STATED PROBLEM =>
From the entries below, count every line that contains the word "text". Please give the number and nothing else.

PROVIDED ENTRIES =>

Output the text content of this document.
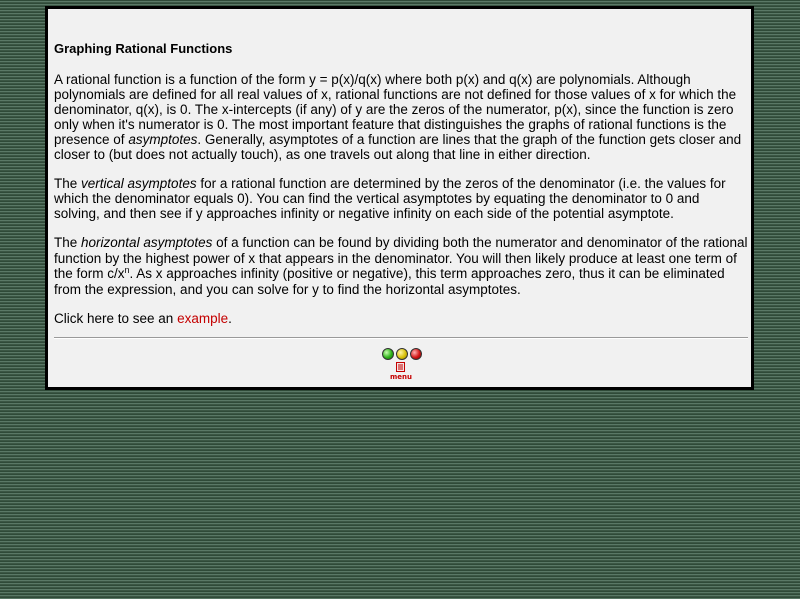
Graphing Rational Functions

A rational function is a function of the form y = p(x)/q(x) where both p(x) and q(x) are polynomials. Although polynomials are defined for all real values of x, rational functions are not defined for those values of x for which the denominator, q(x), is 0. The x-intercepts (if any) of y are the zeros of the numerator, p(x), since the function is zero only when it's numerator is 0. The most important feature that distinguishes the graphs of rational functions is the presence of asymptotes. Generally, asymptotes of a function are lines that the graph of the function gets closer and closer to (but does not actually touch), as one travels out along that line in either direction.

The vertical asymptotes for a rational function are determined by the zeros of the denominator (i.e. the values for which the denominator equals 0). You can find the vertical asymptotes by equating the denominator to 0 and solving, and then see if y approaches infinity or negative infinity on each side of the potential asymptote.

The horizontal asymptotes of a function can be found by dividing both the numerator and denominator of the rational function by the highest power of x that appears in the denominator. You will then likely produce at least one term of the form $c/x^n$. As x approaches infinity (positive or negative), this term approaches zero, thus it can be eliminated from the expression, and you can solve for y to find the horizontal asymptotes.

Click here to see an example.

menu
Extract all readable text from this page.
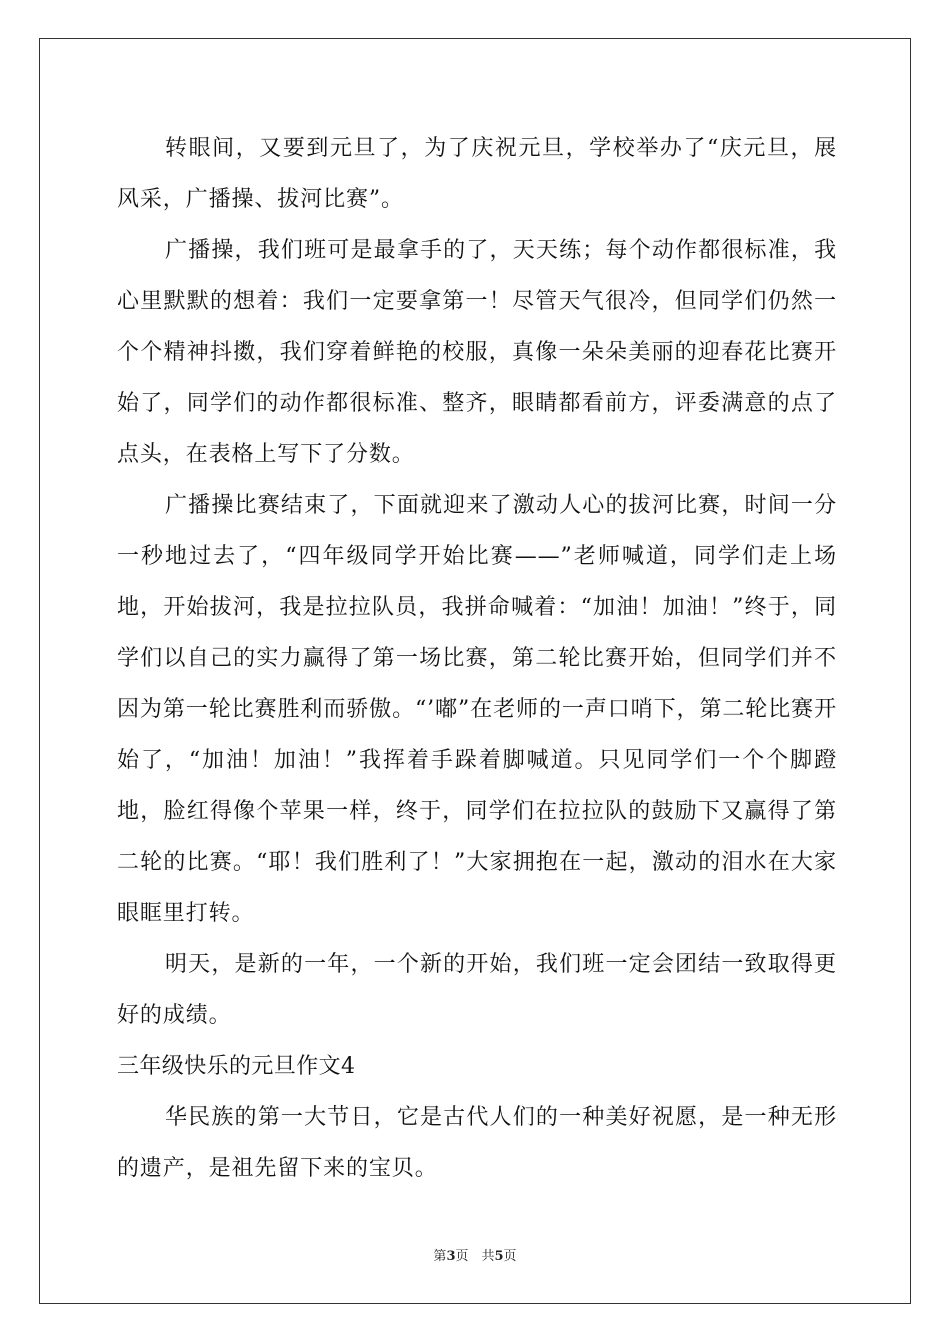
转眼间，又要到元旦了，为了庆祝元旦，学校举办了“庆元旦，展风采，广播操、拔河比赛”。

广播操，我们班可是最拿手的了，天天练；每个动作都很标准，我心里默默的想着：我们一定要拿第一！尽管天气很冷，但同学们仍然一个个精神抖擞，我们穿着鲜艳的校服，真像一朵朵美丽的迎春花比赛开始了，同学们的动作都很标准、整齐，眼睛都看前方，评委满意的点了点头，在表格上写下了分数。

广播操比赛结束了，下面就迎来了激动人心的拔河比赛，时间一分一秒地过去了，“四年级同学开始比赛——”老师喊道，同学们走上场地，开始拔河，我是拉拉队员，我拼命喊着：“加油！加油！”终于，同学们以自己的实力赢得了第一场比赛，第二轮比赛开始，但同学们并不因为第一轮比赛胜利而骄傲。“’嘟”在老师的一声口哨下，第二轮比赛开始了，“加油！加油！”我挥着手跺着脚喊道。只见同学们一个个脚蹬地，脸红得像个苹果一样，终于，同学们在拉拉队的鼓励下又赢得了第二轮的比赛。“耶！我们胜利了！”大家拥抱在一起，激动的泪水在大家眼眶里打转。

明天，是新的一年，一个新的开始，我们班一定会团结一致取得更好的成绩。

三年级快乐的元旦作文4

华民族的第一大节日，它是古代人们的一种美好祝愿，是一种无形的遗产，是祖先留下来的宝贝。

第3页　共5页
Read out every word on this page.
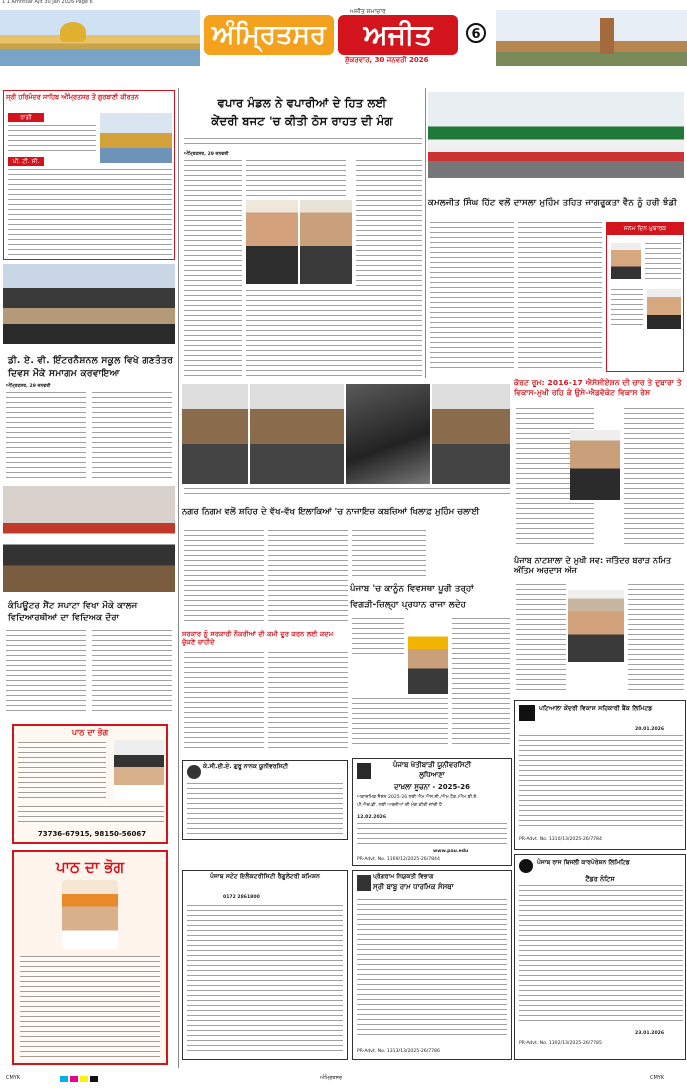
1 1 Amritsar Ajit 30 Jan 2026 Page 6
ਅੰਮ੍ਰਿਤਸਰ	ਅਜੀਤ
ਅਜੀਤ ਸਮਾਚਾਰ
ਸ਼ੁੱਕਰਵਾਰ, 30 ਜਨਵਰੀ 2026
6
ਸ੍ਰੀ ਹਰਿਮੰਦਰ ਸਾਹਿਬ ਅੰਮ੍ਰਿਤਸਰ ਤੋਂ ਗੁਰਬਾਣੀ ਕੀਰਤਨ
ਰਾਗੀ
ਪੀ. ਟੀ. ਸੀ.
ਡੀ. ਏ. ਵੀ. ਇੰਟਰਨੈਸ਼ਨਲ ਸਕੂਲ ਵਿਖੇ ਗਣਤੰਤਰ ਦਿਵਸ ਮੌਕੇ ਸਮਾਗਮ ਕਰਵਾਇਆ
ਅੰਮ੍ਰਿਤਸਰ, 29 ਜਨਵਰੀ
ਕੰਪਿਊਟਰ ਸੈਂਟ ਸਪਾਟਾ ਵਿਖਾ ਮੌਕੇ ਕਾਲਜ ਵਿਦਿਆਰਥੀਆਂ ਦਾ ਵਿਦਿਅਕ ਦੌਰਾ
ਪਾਠ ਦਾ ਭੋਗ
73736-67915, 98150-56067
ਪਾਠ ਦਾ ਭੋਗ
ਵਪਾਰ ਮੰਡਲ ਨੇ ਵਪਾਰੀਆਂ ਦੇ ਹਿਤ ਲਈ
ਕੇਂਦਰੀ ਬਜਟ 'ਚ ਕੀਤੀ ਠੋਸ ਰਾਹਤ ਦੀ ਮੰਗ
ਅੰਮ੍ਰਿਤਸਰ, 29 ਜਨਵਰੀ
ਕਮਲਜੀਤ ਸਿੰਘ ਹਿੱਟ ਵਲੋਂ ਦਾਸਲਾ ਮੁਹਿੰਮ ਤਹਿਤ ਜਾਗਰੂਕਤਾ ਵੈਨ ਨੂੰ ਹਰੀ ਝੰਡੀ
ਜਨਮ ਦਿਨ ਮੁਬਾਰਕ
ਨਗਰ ਨਿਗਮ ਵਲੋਂ ਸ਼ਹਿਰ ਦੇ ਵੱਖ-ਵੱਖ ਇਲਾਕਿਆਂ 'ਚ ਨਾਜਾਇਜ਼ ਕਬਜ਼ਿਆਂ ਖਿਲਾਫ਼ ਮੁਹਿੰਮ ਚਲਾਈ
ਕੋਰਟ ਰੂਮ: 2016-17 ਐਸੋਸੀਏਸ਼ਨ ਦੀ ਚਾਰ ਤੇ ਦੁਬਾਰਾ ਤੇ ਵਿਕਾਸ-ਮੁਖੀ ਰਹਿ ਕੇ ਉਸੇ-ਐਡਵੋਕੇਟ ਵਿਕਾਸ ਰੇਸ
ਪੰਜਾਬ 'ਚ ਕਾਨੂੰਨ ਵਿਵਸਥਾ ਪੂਰੀ ਤਰ੍ਹਾਂ
ਵਿਗੜੀ-ਜ਼ਿਲ੍ਹਾ ਪ੍ਰਧਾਨ ਰਾਜਾ ਲਦੇਹ
ਪੰਜਾਬ ਨਾਟਸ਼ਾਲਾ ਦੇ ਮੁਖੀ ਸਵ: ਜਤਿੰਦਰ ਬਰਾੜ ਨਮਿਤ ਅੰਤਿਮ ਅਰਦਾਸ ਅੱਜ
ਸਰਕਾਰ ਨੂੰ ਸਰਕਾਰੀ ਨੌਕਰੀਆਂ ਦੀ ਕਮੀ ਦੂਰ ਕਰਨ ਲਈ ਕਦਮ ਚੁੱਕਣੇ ਚਾਹੀਦੇ
ਕੇ.ਸੀ.ਈ.ਏ. ਗੁਰੂ ਨਾਨਕ ਯੂਨੀਵਰਸਿਟੀ	ਪੰਜਾਬ ਖੇਤੀਬਾੜੀ ਯੂਨੀਵਰਸਿਟੀ
ਲੁਧਿਆਣਾ
ਦਾਖ਼ਲਾ ਸੂਚਨਾ - 2025-26
ਅਕਾਦਮਿਕ ਸੈਸ਼ਨ 2025-26 ਲਈ ਐਮ.ਐਸ.ਸੀ./ਐਮ.ਟੈਕ./ਐਮ.ਬੀ.ਏ.
ਪੀ.ਐਚ.ਡੀ. ਲਈ ਅਰਜ਼ੀਆਂ ਦੀ ਮੰਗ ਕੀਤੀ ਜਾਂਦੀ ਹੈ
12.02.2026
www.pau.edu
PR-Advt. No. 1169/12/2025-26/7844
ਪੰਜਾਬ ਸਟੇਟ ਇਲੈਕਟਰੀਸਿਟੀ ਰੈਗੂਲੇਟਰੀ ਕਮਿਸ਼ਨ
0172 2861800
ਪ੍ਰੋਗਰਾਮ ਨਿਯੁਕਤੀ ਵਿਭਾਗ
ਸ੍ਰੀ ਬਾਬੂ ਰਾਮ ਧਾਰਮਿਕ ਸੰਸਥਾ
PR-Advt. No. 1313/13/2025-26/7786
ਪਟਿਆਲਾ ਕੇਂਦਰੀ ਵਿਕਾਸ ਸਹਿਕਾਰੀ ਬੈਂਕ ਲਿਮਿਟਡ
20.01.2026
PR-Advt. No. 1310/13/2025-26/7784
ਪੰਜਾਬ ਰਾਜ ਬਿਜਲੀ ਕਾਰਪੋਰੇਸ਼ਨ ਲਿਮਿਟਿਡ
ਟੈਂਡਰ ਨੋਟਿਸ
23.01.2026
PR-Advt. No. 1302/13/2025-26/7785
CMYK	ਅੰਮ੍ਰਿਤਸਰ	CMYK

EXERCISE OUTPUT =>
2